▸ **GIVEN EXERCISE**
Return every line of the rows below word for word and in the same order.

▸ **Items from a data source**
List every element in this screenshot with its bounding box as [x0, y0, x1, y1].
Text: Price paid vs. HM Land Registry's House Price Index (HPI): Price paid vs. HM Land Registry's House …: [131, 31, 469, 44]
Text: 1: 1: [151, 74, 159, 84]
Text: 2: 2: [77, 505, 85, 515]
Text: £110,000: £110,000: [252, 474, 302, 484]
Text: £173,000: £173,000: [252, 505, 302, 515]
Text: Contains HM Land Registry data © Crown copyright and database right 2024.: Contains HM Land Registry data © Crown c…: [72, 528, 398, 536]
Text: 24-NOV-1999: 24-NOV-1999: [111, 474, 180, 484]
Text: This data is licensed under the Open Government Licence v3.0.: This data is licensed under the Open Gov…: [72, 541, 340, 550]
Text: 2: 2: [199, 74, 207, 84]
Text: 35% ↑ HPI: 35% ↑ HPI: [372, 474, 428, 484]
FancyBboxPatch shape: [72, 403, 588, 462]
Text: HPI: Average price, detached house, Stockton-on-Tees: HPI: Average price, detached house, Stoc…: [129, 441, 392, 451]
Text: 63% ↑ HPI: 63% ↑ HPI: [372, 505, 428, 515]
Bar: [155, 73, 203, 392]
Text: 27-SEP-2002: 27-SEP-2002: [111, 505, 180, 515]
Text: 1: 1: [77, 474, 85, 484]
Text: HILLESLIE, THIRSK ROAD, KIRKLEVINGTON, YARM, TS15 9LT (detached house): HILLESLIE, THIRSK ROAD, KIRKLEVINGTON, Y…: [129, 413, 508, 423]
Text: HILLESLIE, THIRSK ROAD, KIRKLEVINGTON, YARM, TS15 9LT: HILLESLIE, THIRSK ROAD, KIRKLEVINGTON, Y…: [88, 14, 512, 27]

▸ **RESPONSE TO THIS TASK**
List every element in this screenshot with its bounding box as [x0, y0, x1, y1].
Text: Price paid vs. HM Land Registry's House Price Index (HPI): Price paid vs. HM Land Registry's House …: [131, 31, 469, 44]
Text: 1: 1: [151, 74, 159, 84]
Text: 2: 2: [77, 505, 85, 515]
Text: £110,000: £110,000: [252, 474, 302, 484]
Text: £173,000: £173,000: [252, 505, 302, 515]
Text: Contains HM Land Registry data © Crown copyright and database right 2024.: Contains HM Land Registry data © Crown c…: [72, 528, 398, 536]
Text: 24-NOV-1999: 24-NOV-1999: [111, 474, 180, 484]
Text: This data is licensed under the Open Government Licence v3.0.: This data is licensed under the Open Gov…: [72, 541, 340, 550]
Text: 2: 2: [199, 74, 207, 84]
Text: 35% ↑ HPI: 35% ↑ HPI: [372, 474, 428, 484]
FancyBboxPatch shape: [72, 403, 588, 462]
Text: HPI: Average price, detached house, Stockton-on-Tees: HPI: Average price, detached house, Stoc…: [129, 441, 392, 451]
Text: 63% ↑ HPI: 63% ↑ HPI: [372, 505, 428, 515]
Bar: [155, 73, 203, 392]
Text: 27-SEP-2002: 27-SEP-2002: [111, 505, 180, 515]
Text: 1: 1: [77, 474, 85, 484]
Text: HILLESLIE, THIRSK ROAD, KIRKLEVINGTON, YARM, TS15 9LT (detached house): HILLESLIE, THIRSK ROAD, KIRKLEVINGTON, Y…: [129, 413, 508, 423]
Text: HILLESLIE, THIRSK ROAD, KIRKLEVINGTON, YARM, TS15 9LT: HILLESLIE, THIRSK ROAD, KIRKLEVINGTON, Y…: [88, 14, 512, 27]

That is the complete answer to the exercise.